--- Start Records for the task ---
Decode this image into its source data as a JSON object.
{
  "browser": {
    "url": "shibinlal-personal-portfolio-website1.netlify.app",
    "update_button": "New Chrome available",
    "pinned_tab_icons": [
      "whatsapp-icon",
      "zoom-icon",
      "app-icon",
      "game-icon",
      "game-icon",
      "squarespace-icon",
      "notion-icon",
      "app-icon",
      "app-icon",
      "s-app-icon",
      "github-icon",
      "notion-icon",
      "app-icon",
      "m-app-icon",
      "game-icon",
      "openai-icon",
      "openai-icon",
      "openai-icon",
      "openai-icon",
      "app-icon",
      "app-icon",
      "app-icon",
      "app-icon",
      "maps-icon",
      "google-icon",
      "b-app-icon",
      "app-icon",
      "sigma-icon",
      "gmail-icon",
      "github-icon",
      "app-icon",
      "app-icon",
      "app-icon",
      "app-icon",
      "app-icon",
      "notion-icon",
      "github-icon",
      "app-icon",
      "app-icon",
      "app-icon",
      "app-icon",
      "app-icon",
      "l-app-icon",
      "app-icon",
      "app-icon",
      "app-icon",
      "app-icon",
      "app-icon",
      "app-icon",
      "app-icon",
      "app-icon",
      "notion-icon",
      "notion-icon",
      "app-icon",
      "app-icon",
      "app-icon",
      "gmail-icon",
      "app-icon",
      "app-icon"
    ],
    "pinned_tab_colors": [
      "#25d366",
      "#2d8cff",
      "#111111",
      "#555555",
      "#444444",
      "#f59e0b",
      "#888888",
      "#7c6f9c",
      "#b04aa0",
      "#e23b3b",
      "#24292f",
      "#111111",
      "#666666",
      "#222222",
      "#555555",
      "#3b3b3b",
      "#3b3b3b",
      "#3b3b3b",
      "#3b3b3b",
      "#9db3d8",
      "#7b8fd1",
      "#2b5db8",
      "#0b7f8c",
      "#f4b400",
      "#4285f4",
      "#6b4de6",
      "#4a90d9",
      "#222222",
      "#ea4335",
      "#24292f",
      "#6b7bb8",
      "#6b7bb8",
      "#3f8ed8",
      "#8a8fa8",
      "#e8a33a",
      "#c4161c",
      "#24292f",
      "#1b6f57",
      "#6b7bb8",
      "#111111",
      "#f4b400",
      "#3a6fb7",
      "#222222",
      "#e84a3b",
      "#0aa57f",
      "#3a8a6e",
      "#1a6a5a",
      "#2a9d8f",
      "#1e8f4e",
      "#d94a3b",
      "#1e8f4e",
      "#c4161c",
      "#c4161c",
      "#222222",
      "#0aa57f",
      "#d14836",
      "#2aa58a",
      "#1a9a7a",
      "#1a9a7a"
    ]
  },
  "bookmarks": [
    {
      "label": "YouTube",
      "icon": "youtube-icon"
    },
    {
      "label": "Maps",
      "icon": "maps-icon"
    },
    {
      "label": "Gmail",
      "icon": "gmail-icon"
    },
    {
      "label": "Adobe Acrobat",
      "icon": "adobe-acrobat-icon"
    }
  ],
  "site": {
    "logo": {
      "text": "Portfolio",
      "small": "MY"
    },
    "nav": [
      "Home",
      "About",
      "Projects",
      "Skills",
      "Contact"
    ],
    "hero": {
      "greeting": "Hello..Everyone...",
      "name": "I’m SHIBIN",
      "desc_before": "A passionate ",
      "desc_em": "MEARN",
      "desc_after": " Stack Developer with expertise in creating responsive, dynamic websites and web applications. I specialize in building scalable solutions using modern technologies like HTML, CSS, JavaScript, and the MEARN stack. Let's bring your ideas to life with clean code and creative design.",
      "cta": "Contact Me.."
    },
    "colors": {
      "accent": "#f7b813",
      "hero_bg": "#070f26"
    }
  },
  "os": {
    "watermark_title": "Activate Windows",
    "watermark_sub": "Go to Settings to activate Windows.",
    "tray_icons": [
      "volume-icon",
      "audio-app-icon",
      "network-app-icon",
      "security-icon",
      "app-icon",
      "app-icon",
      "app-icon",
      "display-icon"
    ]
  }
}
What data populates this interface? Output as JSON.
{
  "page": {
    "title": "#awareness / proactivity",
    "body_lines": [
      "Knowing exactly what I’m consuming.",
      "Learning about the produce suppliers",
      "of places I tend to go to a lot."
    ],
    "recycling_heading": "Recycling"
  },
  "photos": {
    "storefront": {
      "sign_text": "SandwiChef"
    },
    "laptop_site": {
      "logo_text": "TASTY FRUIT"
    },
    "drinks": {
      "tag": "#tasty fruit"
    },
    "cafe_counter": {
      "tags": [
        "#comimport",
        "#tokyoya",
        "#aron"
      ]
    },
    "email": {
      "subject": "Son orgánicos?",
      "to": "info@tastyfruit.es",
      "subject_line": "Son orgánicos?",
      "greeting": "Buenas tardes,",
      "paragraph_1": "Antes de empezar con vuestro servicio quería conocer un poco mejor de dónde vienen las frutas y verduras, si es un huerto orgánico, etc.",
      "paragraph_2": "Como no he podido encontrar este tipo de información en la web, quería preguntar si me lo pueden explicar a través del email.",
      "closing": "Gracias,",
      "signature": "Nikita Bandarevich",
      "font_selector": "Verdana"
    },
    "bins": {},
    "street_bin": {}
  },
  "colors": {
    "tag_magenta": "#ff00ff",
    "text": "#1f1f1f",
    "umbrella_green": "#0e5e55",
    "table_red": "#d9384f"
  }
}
--- End Records for the task ---
What the task asks | Write out the listing once more, matching it exactly.

Problem solution |
Decode this image into its source data as a JSON object.
{
  "browser": {
    "url": "shibinlal-personal-portfolio-website1.netlify.app",
    "update_button": "New Chrome available",
    "pinned_tab_icons": [
      "whatsapp-icon",
      "zoom-icon",
      "app-icon",
      "game-icon",
      "game-icon",
      "squarespace-icon",
      "notion-icon",
      "app-icon",
      "app-icon",
      "s-app-icon",
      "github-icon",
      "notion-icon",
      "app-icon",
      "m-app-icon",
      "game-icon",
      "openai-icon",
      "openai-icon",
      "openai-icon",
      "openai-icon",
      "app-icon",
      "app-icon",
      "app-icon",
      "app-icon",
      "maps-icon",
      "google-icon",
      "b-app-icon",
      "app-icon",
      "sigma-icon",
      "gmail-icon",
      "github-icon",
      "app-icon",
      "app-icon",
      "app-icon",
      "app-icon",
      "app-icon",
      "notion-icon",
      "github-icon",
      "app-icon",
      "app-icon",
      "app-icon",
      "app-icon",
      "app-icon",
      "l-app-icon",
      "app-icon",
      "app-icon",
      "app-icon",
      "app-icon",
      "app-icon",
      "app-icon",
      "app-icon",
      "app-icon",
      "notion-icon",
      "notion-icon",
      "app-icon",
      "app-icon",
      "app-icon",
      "gmail-icon",
      "app-icon",
      "app-icon"
    ],
    "pinned_tab_colors": [
      "#25d366",
      "#2d8cff",
      "#111111",
      "#555555",
      "#444444",
      "#f59e0b",
      "#888888",
      "#7c6f9c",
      "#b04aa0",
      "#e23b3b",
      "#24292f",
      "#111111",
      "#666666",
      "#222222",
      "#555555",
      "#3b3b3b",
      "#3b3b3b",
      "#3b3b3b",
      "#3b3b3b",
      "#9db3d8",
      "#7b8fd1",
      "#2b5db8",
      "#0b7f8c",
      "#f4b400",
      "#4285f4",
      "#6b4de6",
      "#4a90d9",
      "#222222",
      "#ea4335",
      "#24292f",
      "#6b7bb8",
      "#6b7bb8",
      "#3f8ed8",
      "#8a8fa8",
      "#e8a33a",
      "#c4161c",
      "#24292f",
      "#1b6f57",
      "#6b7bb8",
      "#111111",
      "#f4b400",
      "#3a6fb7",
      "#222222",
      "#e84a3b",
      "#0aa57f",
      "#3a8a6e",
      "#1a6a5a",
      "#2a9d8f",
      "#1e8f4e",
      "#d94a3b",
      "#1e8f4e",
      "#c4161c",
      "#c4161c",
      "#222222",
      "#0aa57f",
      "#d14836",
      "#2aa58a",
      "#1a9a7a",
      "#1a9a7a"
    ]
  },
  "bookmarks": [
    {
      "label": "YouTube",
      "icon": "youtube-icon"
    },
    {
      "label": "Maps",
      "icon": "maps-icon"
    },
    {
      "label": "Gmail",
      "icon": "gmail-icon"
    },
    {
      "label": "Adobe Acrobat",
      "icon": "adobe-acrobat-icon"
    }
  ],
  "site": {
    "logo": {
      "text": "Portfolio",
      "small": "MY"
    },
    "nav": [
      "Home",
      "About",
      "Projects",
      "Skills",
      "Contact"
    ],
    "hero": {
      "greeting": "Hello..Everyone...",
      "name": "I’m SHIBIN",
      "desc_before": "A passionate ",
      "desc_em": "MEARN",
      "desc_after": " Stack Developer with expertise in creating responsive, dynamic websites and web applications. I specialize in building scalable solutions using modern technologies like HTML, CSS, JavaScript, and the MEARN stack. Let's bring your ideas to life with clean code and creative design.",
      "cta": "Contact Me.."
    },
    "colors": {
      "accent": "#f7b813",
      "hero_bg": "#070f26"
    }
  },
  "os": {
    "watermark_title": "Activate Windows",
    "watermark_sub": "Go to Settings to activate Windows.",
    "tray_icons": [
      "volume-icon",
      "audio-app-icon",
      "network-app-icon",
      "security-icon",
      "app-icon",
      "app-icon",
      "app-icon",
      "display-icon"
    ]
  }
}
What data populates this interface? Output as JSON.
{
  "page": {
    "title": "#awareness / proactivity",
    "body_lines": [
      "Knowing exactly what I’m consuming.",
      "Learning about the produce suppliers",
      "of places I tend to go to a lot."
    ],
    "recycling_heading": "Recycling"
  },
  "photos": {
    "storefront": {
      "sign_text": "SandwiChef"
    },
    "laptop_site": {
      "logo_text": "TASTY FRUIT"
    },
    "drinks": {
      "tag": "#tasty fruit"
    },
    "cafe_counter": {
      "tags": [
        "#comimport",
        "#tokyoya",
        "#aron"
      ]
    },
    "email": {
      "subject": "Son orgánicos?",
      "to": "info@tastyfruit.es",
      "subject_line": "Son orgánicos?",
      "greeting": "Buenas tardes,",
      "paragraph_1": "Antes de empezar con vuestro servicio quería conocer un poco mejor de dónde vienen las frutas y verduras, si es un huerto orgánico, etc.",
      "paragraph_2": "Como no he podido encontrar este tipo de información en la web, quería preguntar si me lo pueden explicar a través del email.",
      "closing": "Gracias,",
      "signature": "Nikita Bandarevich",
      "font_selector": "Verdana"
    },
    "bins": {},
    "street_bin": {}
  },
  "colors": {
    "tag_magenta": "#ff00ff",
    "text": "#1f1f1f",
    "umbrella_green": "#0e5e55",
    "table_red": "#d9384f"
  }
}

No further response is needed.